[Source records]
## START
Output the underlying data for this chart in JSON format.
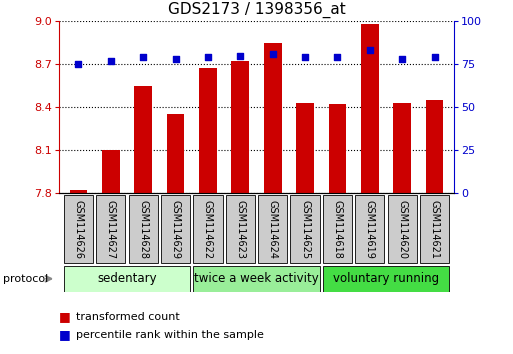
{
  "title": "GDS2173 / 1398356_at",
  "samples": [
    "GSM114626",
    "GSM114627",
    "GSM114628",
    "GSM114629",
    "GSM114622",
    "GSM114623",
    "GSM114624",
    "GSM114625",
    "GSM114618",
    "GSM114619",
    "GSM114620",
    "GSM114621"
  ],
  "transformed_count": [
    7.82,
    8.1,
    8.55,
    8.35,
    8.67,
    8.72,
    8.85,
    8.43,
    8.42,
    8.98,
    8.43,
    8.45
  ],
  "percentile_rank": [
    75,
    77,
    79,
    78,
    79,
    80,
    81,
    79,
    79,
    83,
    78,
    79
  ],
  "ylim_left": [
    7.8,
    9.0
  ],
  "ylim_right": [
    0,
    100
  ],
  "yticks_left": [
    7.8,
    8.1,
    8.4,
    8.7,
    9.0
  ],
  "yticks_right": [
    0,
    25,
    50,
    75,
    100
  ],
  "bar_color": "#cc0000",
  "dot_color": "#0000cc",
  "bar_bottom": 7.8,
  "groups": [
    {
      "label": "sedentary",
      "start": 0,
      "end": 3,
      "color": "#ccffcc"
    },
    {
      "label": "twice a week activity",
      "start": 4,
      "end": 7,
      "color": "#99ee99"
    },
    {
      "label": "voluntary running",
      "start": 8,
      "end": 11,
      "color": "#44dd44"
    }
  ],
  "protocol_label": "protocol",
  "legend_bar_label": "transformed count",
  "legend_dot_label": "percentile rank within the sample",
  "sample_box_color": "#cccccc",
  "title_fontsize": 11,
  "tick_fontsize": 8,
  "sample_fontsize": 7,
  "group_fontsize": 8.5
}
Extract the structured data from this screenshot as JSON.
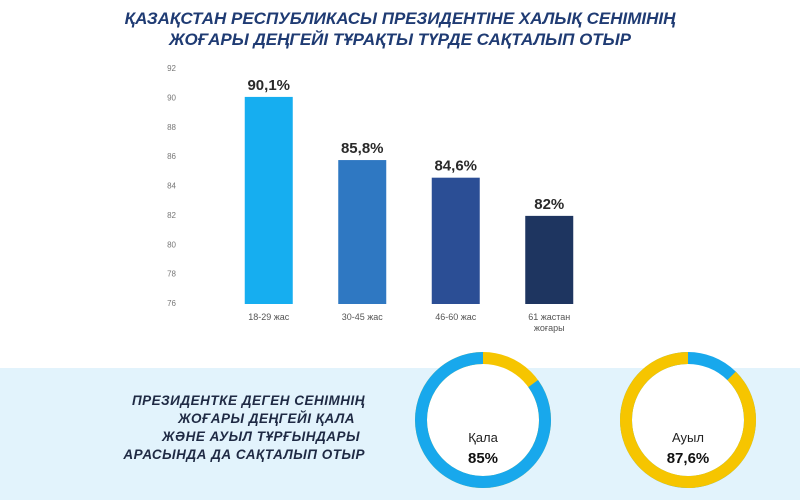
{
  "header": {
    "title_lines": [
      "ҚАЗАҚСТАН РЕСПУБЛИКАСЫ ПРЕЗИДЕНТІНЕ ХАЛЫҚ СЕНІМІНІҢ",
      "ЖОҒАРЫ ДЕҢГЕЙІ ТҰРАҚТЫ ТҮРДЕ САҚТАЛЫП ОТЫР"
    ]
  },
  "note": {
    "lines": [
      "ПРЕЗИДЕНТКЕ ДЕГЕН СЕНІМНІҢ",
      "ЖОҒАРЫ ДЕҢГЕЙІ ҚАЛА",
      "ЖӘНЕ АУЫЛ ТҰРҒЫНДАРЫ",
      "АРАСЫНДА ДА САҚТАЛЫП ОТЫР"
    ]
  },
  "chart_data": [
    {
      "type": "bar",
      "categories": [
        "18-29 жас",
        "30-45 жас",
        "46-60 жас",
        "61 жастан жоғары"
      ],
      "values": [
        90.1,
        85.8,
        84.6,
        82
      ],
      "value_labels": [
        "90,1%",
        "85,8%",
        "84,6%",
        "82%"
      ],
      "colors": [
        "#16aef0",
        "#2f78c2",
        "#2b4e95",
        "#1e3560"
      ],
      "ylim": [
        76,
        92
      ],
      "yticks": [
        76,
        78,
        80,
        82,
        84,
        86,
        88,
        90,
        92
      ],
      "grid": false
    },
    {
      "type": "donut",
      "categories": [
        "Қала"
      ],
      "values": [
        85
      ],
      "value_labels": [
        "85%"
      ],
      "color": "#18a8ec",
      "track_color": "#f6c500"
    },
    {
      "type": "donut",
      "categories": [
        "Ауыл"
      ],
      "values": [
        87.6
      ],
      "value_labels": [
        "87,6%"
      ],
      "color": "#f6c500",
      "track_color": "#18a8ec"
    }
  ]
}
## END
● **Task brief**: All of the data above should be transcribed verbatim, with pictures omitted.

● **Correct answer**:
Output the underlying data for this chart in JSON format.
{
  "title": "GDS2173 / 1398356_at",
  "samples": [
    "GSM114626",
    "GSM114627",
    "GSM114628",
    "GSM114629",
    "GSM114622",
    "GSM114623",
    "GSM114624",
    "GSM114625",
    "GSM114618",
    "GSM114619",
    "GSM114620",
    "GSM114621"
  ],
  "transformed_count": [
    7.82,
    8.1,
    8.55,
    8.35,
    8.67,
    8.72,
    8.85,
    8.43,
    8.42,
    8.98,
    8.43,
    8.45
  ],
  "percentile_rank": [
    75,
    77,
    79,
    78,
    79,
    80,
    81,
    79,
    79,
    83,
    78,
    79
  ],
  "ylim_left": [
    7.8,
    9.0
  ],
  "ylim_right": [
    0,
    100
  ],
  "yticks_left": [
    7.8,
    8.1,
    8.4,
    8.7,
    9.0
  ],
  "yticks_right": [
    0,
    25,
    50,
    75,
    100
  ],
  "bar_color": "#cc0000",
  "dot_color": "#0000cc",
  "bar_bottom": 7.8,
  "groups": [
    {
      "label": "sedentary",
      "start": 0,
      "end": 3,
      "color": "#ccffcc"
    },
    {
      "label": "twice a week activity",
      "start": 4,
      "end": 7,
      "color": "#99ee99"
    },
    {
      "label": "voluntary running",
      "start": 8,
      "end": 11,
      "color": "#44dd44"
    }
  ],
  "protocol_label": "protocol",
  "legend_bar_label": "transformed count",
  "legend_dot_label": "percentile rank within the sample",
  "sample_box_color": "#cccccc",
  "title_fontsize": 11,
  "tick_fontsize": 8,
  "sample_fontsize": 7,
  "group_fontsize": 8.5
}
Extract the structured data from this screenshot as JSON.
{
  "header": {
    "title_lines": [
      "ҚАЗАҚСТАН РЕСПУБЛИКАСЫ ПРЕЗИДЕНТІНЕ ХАЛЫҚ СЕНІМІНІҢ",
      "ЖОҒАРЫ ДЕҢГЕЙІ ТҰРАҚТЫ ТҮРДЕ САҚТАЛЫП ОТЫР"
    ]
  },
  "note": {
    "lines": [
      "ПРЕЗИДЕНТКЕ ДЕГЕН СЕНІМНІҢ",
      "ЖОҒАРЫ ДЕҢГЕЙІ ҚАЛА",
      "ЖӘНЕ АУЫЛ ТҰРҒЫНДАРЫ",
      "АРАСЫНДА ДА САҚТАЛЫП ОТЫР"
    ]
  },
  "chart_data": [
    {
      "type": "bar",
      "categories": [
        "18-29 жас",
        "30-45 жас",
        "46-60 жас",
        "61 жастан жоғары"
      ],
      "values": [
        90.1,
        85.8,
        84.6,
        82
      ],
      "value_labels": [
        "90,1%",
        "85,8%",
        "84,6%",
        "82%"
      ],
      "colors": [
        "#16aef0",
        "#2f78c2",
        "#2b4e95",
        "#1e3560"
      ],
      "ylim": [
        76,
        92
      ],
      "yticks": [
        76,
        78,
        80,
        82,
        84,
        86,
        88,
        90,
        92
      ],
      "grid": false
    },
    {
      "type": "donut",
      "categories": [
        "Қала"
      ],
      "values": [
        85
      ],
      "value_labels": [
        "85%"
      ],
      "color": "#18a8ec",
      "track_color": "#f6c500"
    },
    {
      "type": "donut",
      "categories": [
        "Ауыл"
      ],
      "values": [
        87.6
      ],
      "value_labels": [
        "87,6%"
      ],
      "color": "#f6c500",
      "track_color": "#18a8ec"
    }
  ]
}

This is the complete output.